(Figure record listings)
***
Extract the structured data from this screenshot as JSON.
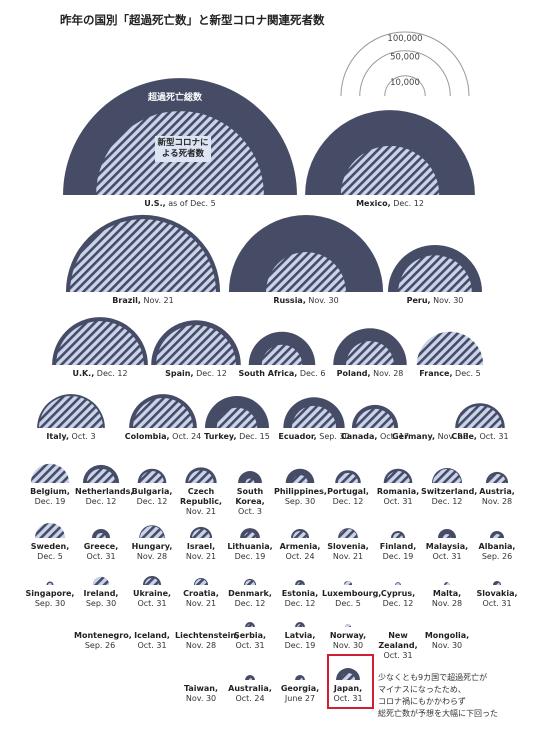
{
  "chart_data": {
    "type": "semicircle",
    "title": "昨年の国別「超過死亡数」と新型コロナ関連死者数",
    "legend": [
      {
        "value": 100000,
        "label": "100,000"
      },
      {
        "value": 50000,
        "label": "50,000"
      },
      {
        "value": 10000,
        "label": "10,000"
      }
    ],
    "categories": [
      "U.S.,",
      "Mexico,",
      "Brazil,",
      "Russia,",
      "Peru,",
      "U.K.,",
      "Spain,",
      "South Africa,",
      "Poland,",
      "France,",
      "Italy,",
      "Colombia,",
      "Turkey,",
      "Ecuador,",
      "Canada,",
      "Germany,",
      "Chile,",
      "Belgium,",
      "Netherlands,",
      "Bulgaria,",
      "Czech Republic,",
      "South Korea,",
      "Philippines,",
      "Portugal,",
      "Romania,",
      "Switzerland,",
      "Austria,",
      "Sweden,",
      "Greece,",
      "Hungary,",
      "Israel,",
      "Lithuania,",
      "Armenia,",
      "Slovenia,",
      "Finland,",
      "Malaysia,",
      "Albania,",
      "Singapore,",
      "Ireland,",
      "Ukraine,",
      "Croatia,",
      "Denmark,",
      "Estonia,",
      "Luxembourg,",
      "Cyprus,",
      "Malta,",
      "Slovakia,",
      "Montenegro,",
      "Iceland,",
      "Liechtenstein,",
      "Serbia,",
      "Latvia,",
      "Norway,",
      "New Zealand,",
      "Mongolia,",
      "Taiwan,",
      "Australia,",
      "Georgia,",
      "Japan,"
    ],
    "dates": [
      "as of Dec. 5",
      "Dec. 12",
      "Nov. 21",
      "Nov. 30",
      "Nov. 30",
      "Dec. 12",
      "Dec. 12",
      "Dec. 6",
      "Nov. 28",
      "Dec. 5",
      "Oct. 3",
      "Oct. 24",
      "Dec. 15",
      "Sep. 30",
      "Oct. 17",
      "Nov. 28",
      "Oct. 31",
      "Dec. 19",
      "Dec. 12",
      "Dec. 12",
      "Nov. 21",
      "Oct. 3",
      "Sep. 30",
      "Dec. 12",
      "Oct. 31",
      "Dec. 12",
      "Nov. 28",
      "Dec. 5",
      "Oct. 31",
      "Nov. 28",
      "Nov. 21",
      "Dec. 19",
      "Oct. 24",
      "Nov. 21",
      "Dec. 19",
      "Oct. 31",
      "Sep. 26",
      "Sep. 30",
      "Sep. 30",
      "Oct. 31",
      "Nov. 21",
      "Dec. 12",
      "Dec. 12",
      "Dec. 5",
      "Dec. 12",
      "Nov. 28",
      "Oct. 31",
      "Sep. 26",
      "Oct. 31",
      "Nov. 28",
      "Oct. 31",
      "Dec. 19",
      "Nov. 30",
      "Oct. 31",
      "Nov. 30",
      "Nov. 30",
      "Oct. 24",
      "June 27",
      "Oct. 31"
    ],
    "series": [
      {
        "name": "超過死亡総数",
        "color": "#474c66",
        "values": [
          334000,
          176000,
          145000,
          145000,
          54000,
          56000,
          49000,
          27000,
          33000,
          25000,
          28000,
          28000,
          25000,
          23000,
          13000,
          0,
          15000,
          8000,
          8000,
          5000,
          6000,
          3500,
          5000,
          4000,
          5000,
          5500,
          3000,
          4500,
          2000,
          4000,
          3000,
          2400,
          2000,
          2400,
          1200,
          2000,
          1200,
          300,
          1600,
          2000,
          1200,
          900,
          600,
          400,
          200,
          200,
          400,
          0,
          0,
          0,
          600,
          600,
          200,
          0,
          0,
          0,
          600,
          600,
          3500
        ]
      },
      {
        "name": "新型コロナによる死者数",
        "color": "#c9d3ea",
        "values": [
          172000,
          59000,
          130000,
          39000,
          33000,
          47000,
          39000,
          10000,
          14000,
          27000,
          25000,
          22000,
          10000,
          12000,
          9000,
          0,
          12000,
          9000,
          5000,
          3500,
          4000,
          500,
          1500,
          2500,
          3500,
          4800,
          2000,
          5500,
          600,
          3500,
          2000,
          900,
          1200,
          2000,
          600,
          400,
          400,
          100,
          1600,
          1200,
          900,
          600,
          200,
          400,
          100,
          200,
          200,
          0,
          0,
          0,
          200,
          200,
          200,
          0,
          0,
          0,
          100,
          200,
          1200
        ]
      }
    ],
    "annotation": [
      "少なくとも9カ国で超過死亡が",
      "マイナスになったため、",
      "コロナ禍にもかかわらず",
      "総死亡数が予想を大幅に下回った"
    ]
  }
}
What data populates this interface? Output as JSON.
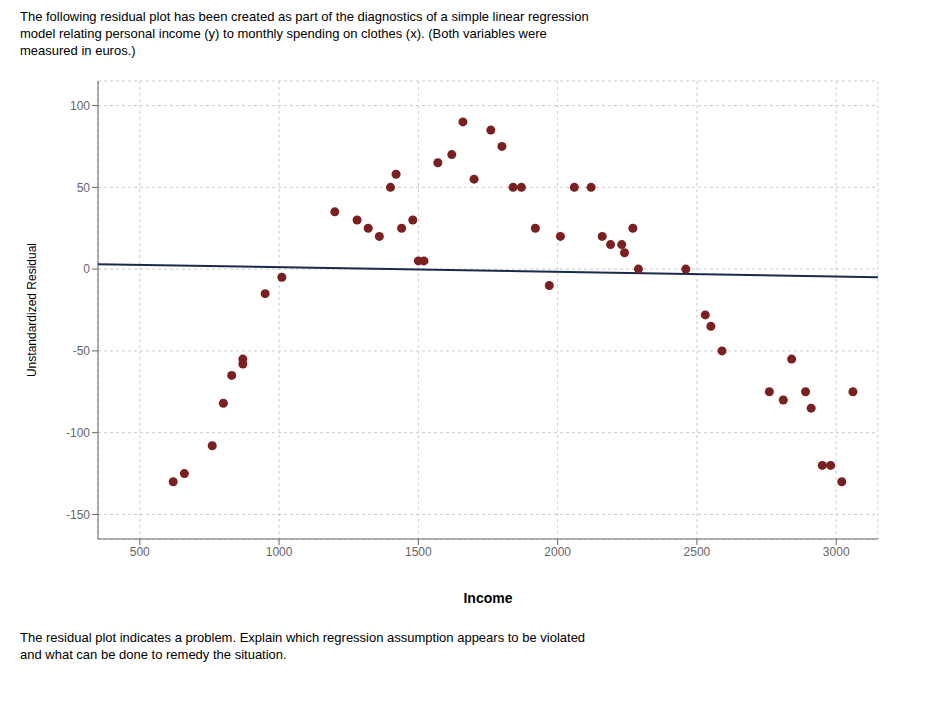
{
  "chart_data": {
    "type": "scatter",
    "title": "The following residual plot has been created as part of the diagnostics of a simple linear regression\nmodel relating personal income (y) to monthly spending on clothes (x). (Both variables were\nmeasured in euros.)",
    "annotations": [
      "The residual plot indicates a problem. Explain which regression assumption appears to be violated\nand what can be done to remedy the situation."
    ],
    "x_label": "Income",
    "y_label": "Unstandardized Residual",
    "xlim": [
      350,
      3150
    ],
    "ylim": [
      -165,
      115
    ],
    "xticks": [
      500,
      1000,
      1500,
      2000,
      2500,
      3000
    ],
    "yticks": [
      -150,
      -100,
      -50,
      0,
      50,
      100
    ],
    "grid": true,
    "series": [
      {
        "type": "line",
        "color": "#1a2a4a",
        "x": [
          350,
          3150
        ],
        "values": [
          3,
          -5
        ]
      },
      {
        "type": "scatter",
        "color": "#7b2020",
        "x": [
          620,
          660,
          760,
          800,
          830,
          870,
          870,
          950,
          1010,
          1200,
          1280,
          1320,
          1360,
          1400,
          1420,
          1440,
          1480,
          1500,
          1520,
          1570,
          1620,
          1660,
          1700,
          1760,
          1800,
          1840,
          1870,
          1920,
          1970,
          2010,
          2060,
          2120,
          2160,
          2190,
          2230,
          2240,
          2270,
          2290,
          2460,
          2530,
          2550,
          2590,
          2760,
          2810,
          2840,
          2890,
          2910,
          2950,
          2980,
          3020,
          3060
        ],
        "values": [
          -130,
          -125,
          -108,
          -82,
          -65,
          -58,
          -55,
          -15,
          -5,
          35,
          30,
          25,
          20,
          50,
          58,
          25,
          30,
          5,
          5,
          65,
          70,
          90,
          55,
          85,
          75,
          50,
          50,
          25,
          -10,
          20,
          50,
          50,
          20,
          15,
          15,
          10,
          25,
          0,
          0,
          -28,
          -35,
          -50,
          -75,
          -80,
          -55,
          -75,
          -85,
          -120,
          -120,
          -130,
          -75
        ]
      }
    ]
  }
}
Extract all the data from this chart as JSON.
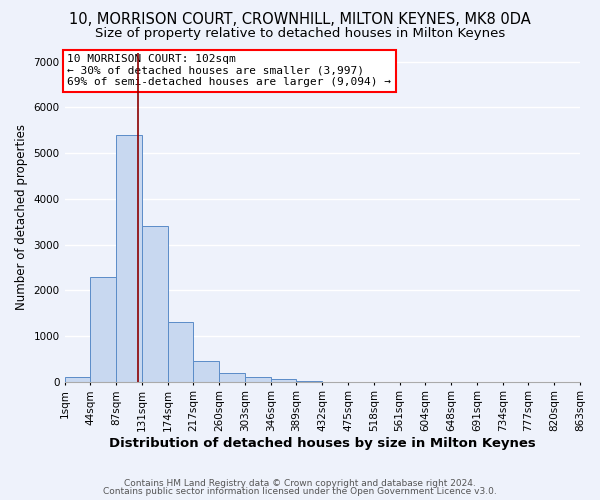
{
  "title_line1": "10, MORRISON COURT, CROWNHILL, MILTON KEYNES, MK8 0DA",
  "title_line2": "Size of property relative to detached houses in Milton Keynes",
  "xlabel": "Distribution of detached houses by size in Milton Keynes",
  "ylabel": "Number of detached properties",
  "bin_labels": [
    "1sqm",
    "44sqm",
    "87sqm",
    "131sqm",
    "174sqm",
    "217sqm",
    "260sqm",
    "303sqm",
    "346sqm",
    "389sqm",
    "432sqm",
    "475sqm",
    "518sqm",
    "561sqm",
    "604sqm",
    "648sqm",
    "691sqm",
    "734sqm",
    "777sqm",
    "820sqm",
    "863sqm"
  ],
  "bar_values": [
    100,
    2300,
    5400,
    3400,
    1300,
    450,
    200,
    100,
    60,
    5,
    0,
    0,
    0,
    0,
    0,
    0,
    0,
    0,
    0,
    0
  ],
  "bar_color": "#c8d8f0",
  "bar_edge_color": "#5b8cc8",
  "ylim": [
    0,
    7200
  ],
  "yticks": [
    0,
    1000,
    2000,
    3000,
    4000,
    5000,
    6000,
    7000
  ],
  "red_line_x": 2.35,
  "annotation_title": "10 MORRISON COURT: 102sqm",
  "annotation_line1": "← 30% of detached houses are smaller (3,997)",
  "annotation_line2": "69% of semi-detached houses are larger (9,094) →",
  "footer_line1": "Contains HM Land Registry data © Crown copyright and database right 2024.",
  "footer_line2": "Contains public sector information licensed under the Open Government Licence v3.0.",
  "bg_color": "#eef2fb",
  "grid_color": "#ffffff",
  "title1_fontsize": 10.5,
  "title2_fontsize": 9.5,
  "xlabel_fontsize": 9.5,
  "ylabel_fontsize": 8.5,
  "tick_fontsize": 7.5,
  "annot_fontsize": 8.0,
  "footer_fontsize": 6.5
}
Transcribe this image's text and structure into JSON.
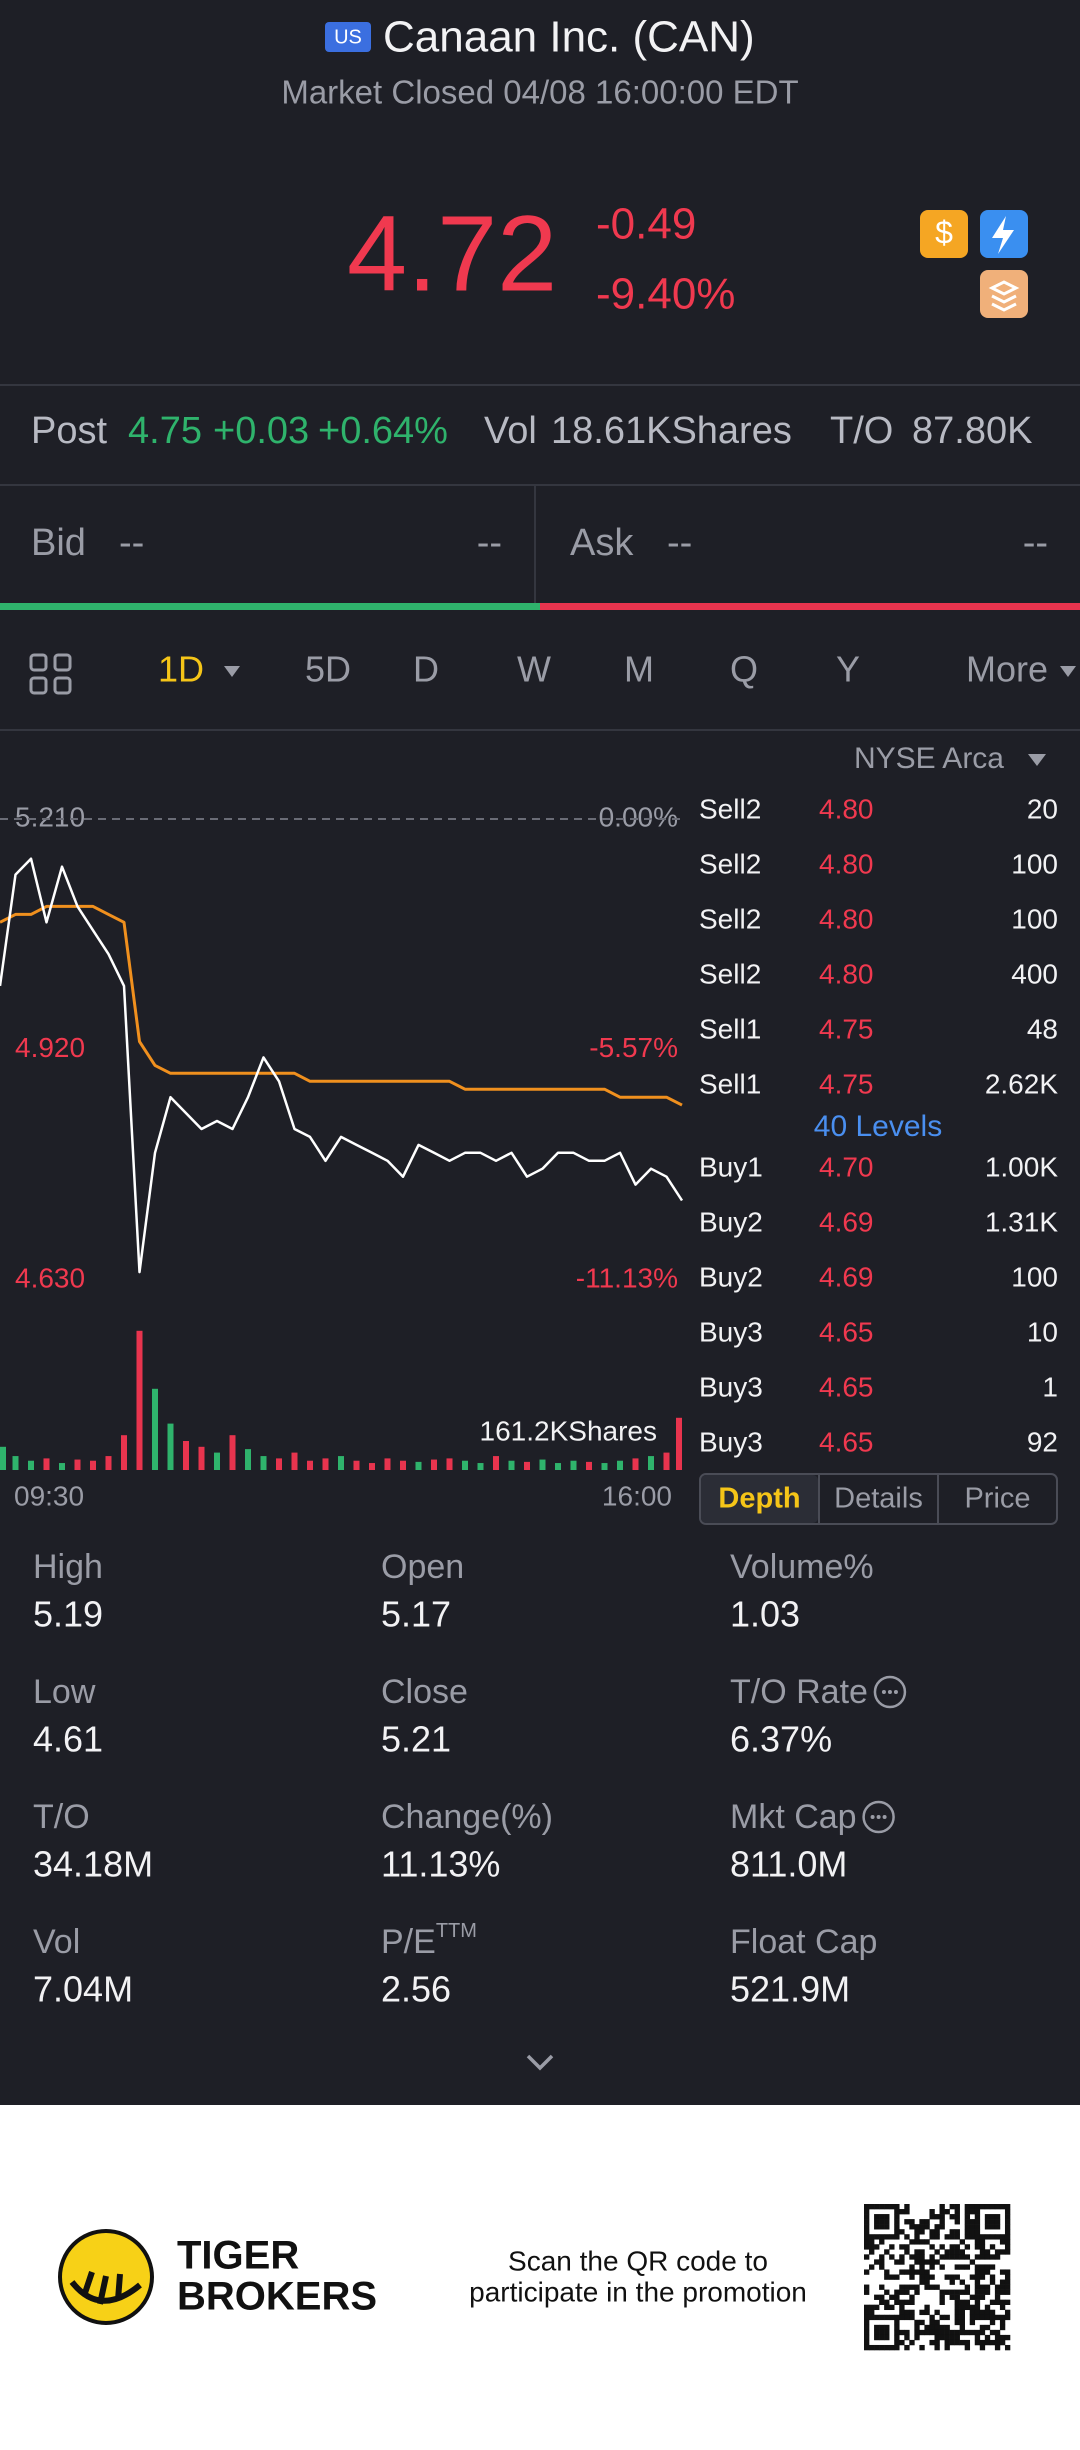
***
Your task | Find and count the lines of the data that include the string "COURT", and report that figure by itself.

Solution for this exercise | 2